Set problem A:
In the patch note below, what is the name of the MSHV hypercall used to access physical guest memory?

[PULL 26/35] target/i386/mshv: Integrate x86 instruction decoder/emulator

Paolo Bonzini posted 35 patches 1 month ago
Maintainers: Paolo Bonzini <pbonzini@redhat.com>, Richard Henderson <richard.henderson@linaro.org>, "Philippe Mathieu-Daudé" <philmd@linaro.org>, Magnus Kulke <magnus.kulke@linux.microsoft.com>, Wei Liu <wei.liu@kernel.org>, "Alex Bennée" <alex.bennee@linaro.org>, Thomas Huth <thuth@redhat.com>, "Daniel P. Berrangé" <berrange@redhat.com>, Markus Armbruster <armbru@redhat.com>, "Dr. David Alan Gilbert" <dave@treblig.org>, Eduardo Habkost <eduardo@habkost.net>, Marcel Apfelbaum <marcel.apfelbaum@gmail.com>, Yanan Wang <wangyanan55@huawei.com>, Zhao Liu <zhao1.liu@intel.com>, "Michael S. Tsirkin" <mst@redhat.com>, Cornelia Huck <cohuck@redhat.com>, "Marc-André Lureau" <marcandre.lureau@redhat.com>, Eric Blake <eblake@redhat.com>, Manos Pitsidianakis <manos.pitsidianakis@linaro.org>, Cameron Esfahani <dirty@apple.com>, Roman Bolshakov <rbolshakov@ddn.com>, Phil Dennis-Jordan <phil@philjordan.eu>, Marcelo Tosatti <mtosatti@redhat.com>
[PULL 26/35] target/i386/mshv: Integrate x86 instruction decoder/emulator
Posted by Paolo Bonzini 1 month ago
From: Magnus Kulke <magnuskulke@linux.microsoft.com>

Connect the x86 instruction decoder and emulator to the MSHV backend
to handle intercepted instructions. This enables software emulation
of MMIO operations in MSHV guests. MSHV has a translate_gva hypercall
that is used to accessing the physical guest memory.

Source data:
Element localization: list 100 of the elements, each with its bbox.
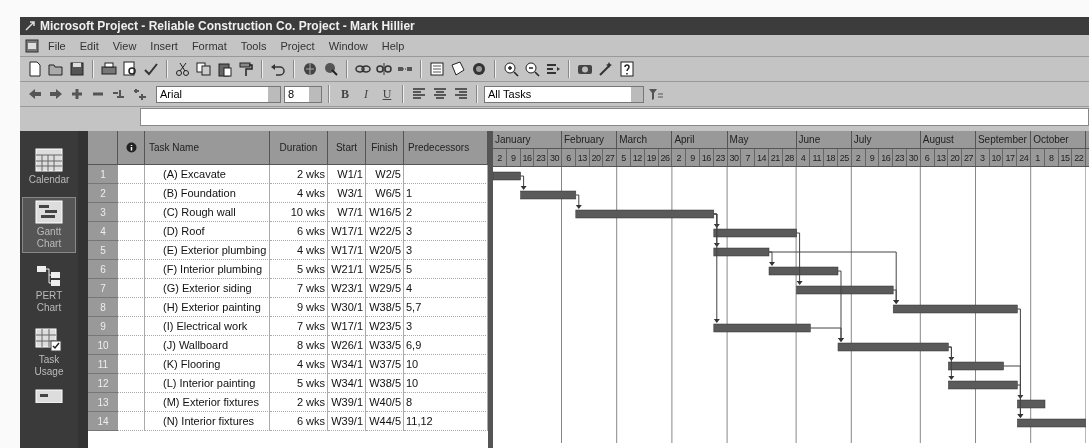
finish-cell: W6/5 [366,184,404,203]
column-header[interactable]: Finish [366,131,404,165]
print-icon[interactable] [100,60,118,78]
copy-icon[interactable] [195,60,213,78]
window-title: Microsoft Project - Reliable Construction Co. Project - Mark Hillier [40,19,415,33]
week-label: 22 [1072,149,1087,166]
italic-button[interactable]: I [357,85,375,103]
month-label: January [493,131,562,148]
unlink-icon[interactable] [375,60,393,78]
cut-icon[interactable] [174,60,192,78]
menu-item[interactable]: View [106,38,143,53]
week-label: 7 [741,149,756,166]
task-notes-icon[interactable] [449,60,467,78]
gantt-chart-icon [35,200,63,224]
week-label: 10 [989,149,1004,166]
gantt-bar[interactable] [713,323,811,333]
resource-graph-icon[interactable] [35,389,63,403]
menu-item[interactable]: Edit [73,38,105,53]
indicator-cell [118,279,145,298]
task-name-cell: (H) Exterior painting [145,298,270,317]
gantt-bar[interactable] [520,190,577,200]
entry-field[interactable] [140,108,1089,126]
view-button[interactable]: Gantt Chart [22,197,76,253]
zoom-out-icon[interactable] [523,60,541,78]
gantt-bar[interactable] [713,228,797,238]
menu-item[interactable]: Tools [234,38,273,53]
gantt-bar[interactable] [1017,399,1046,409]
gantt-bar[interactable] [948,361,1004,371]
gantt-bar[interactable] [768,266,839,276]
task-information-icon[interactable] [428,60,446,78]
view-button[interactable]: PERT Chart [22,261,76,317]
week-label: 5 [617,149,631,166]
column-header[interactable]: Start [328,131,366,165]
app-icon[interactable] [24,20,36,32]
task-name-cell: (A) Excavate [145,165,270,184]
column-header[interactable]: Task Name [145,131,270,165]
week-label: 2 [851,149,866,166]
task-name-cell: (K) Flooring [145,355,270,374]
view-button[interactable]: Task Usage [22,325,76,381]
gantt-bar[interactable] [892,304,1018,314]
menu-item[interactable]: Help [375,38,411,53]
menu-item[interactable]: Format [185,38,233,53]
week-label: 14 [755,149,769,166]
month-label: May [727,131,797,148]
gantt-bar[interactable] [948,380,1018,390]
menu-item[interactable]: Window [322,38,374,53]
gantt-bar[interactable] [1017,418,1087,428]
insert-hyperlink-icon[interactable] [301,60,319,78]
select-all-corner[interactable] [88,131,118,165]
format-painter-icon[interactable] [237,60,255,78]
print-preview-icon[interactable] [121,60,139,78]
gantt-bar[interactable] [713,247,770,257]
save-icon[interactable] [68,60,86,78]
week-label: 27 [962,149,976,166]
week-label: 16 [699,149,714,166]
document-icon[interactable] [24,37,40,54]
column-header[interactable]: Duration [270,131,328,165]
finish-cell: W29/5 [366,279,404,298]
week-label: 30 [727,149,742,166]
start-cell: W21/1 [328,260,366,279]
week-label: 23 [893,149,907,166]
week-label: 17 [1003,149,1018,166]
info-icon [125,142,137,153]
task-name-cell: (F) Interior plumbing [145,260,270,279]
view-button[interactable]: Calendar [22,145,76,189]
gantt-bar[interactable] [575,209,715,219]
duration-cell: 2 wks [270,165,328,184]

Set problem B:
Write out the rows exactly, from the row containing "finish-cell: W6/5 [366,184,404,203]" down through the row containing "task-name-cell: (H) Exterior", both included.

Exercise result A:
translate_gva

Exercise result B:
finish-cell: W6/5 [366,184,404,203]
column-header[interactable]: Finish [366,131,404,165]
print-icon[interactable] [100,60,118,78]
copy-icon[interactable] [195,60,213,78]
window-title: Microsoft Project - Reliable Construction Co. Project - Mark Hillier [40,19,415,33]
week-label: 22 [1072,149,1087,166]
italic-button[interactable]: I [357,85,375,103]
month-label: January [493,131,562,148]
unlink-icon[interactable] [375,60,393,78]
cut-icon[interactable] [174,60,192,78]
menu-item[interactable]: View [106,38,143,53]
week-label: 7 [741,149,756,166]
task-notes-icon[interactable] [449,60,467,78]
gantt-chart-icon [35,200,63,224]
week-label: 10 [989,149,1004,166]
gantt-bar[interactable] [713,323,811,333]
resource-graph-icon[interactable] [35,389,63,403]
menu-item[interactable]: Edit [73,38,105,53]
indicator-cell [118,279,145,298]
task-name-cell: (H) Exterior painting [145,298,270,317]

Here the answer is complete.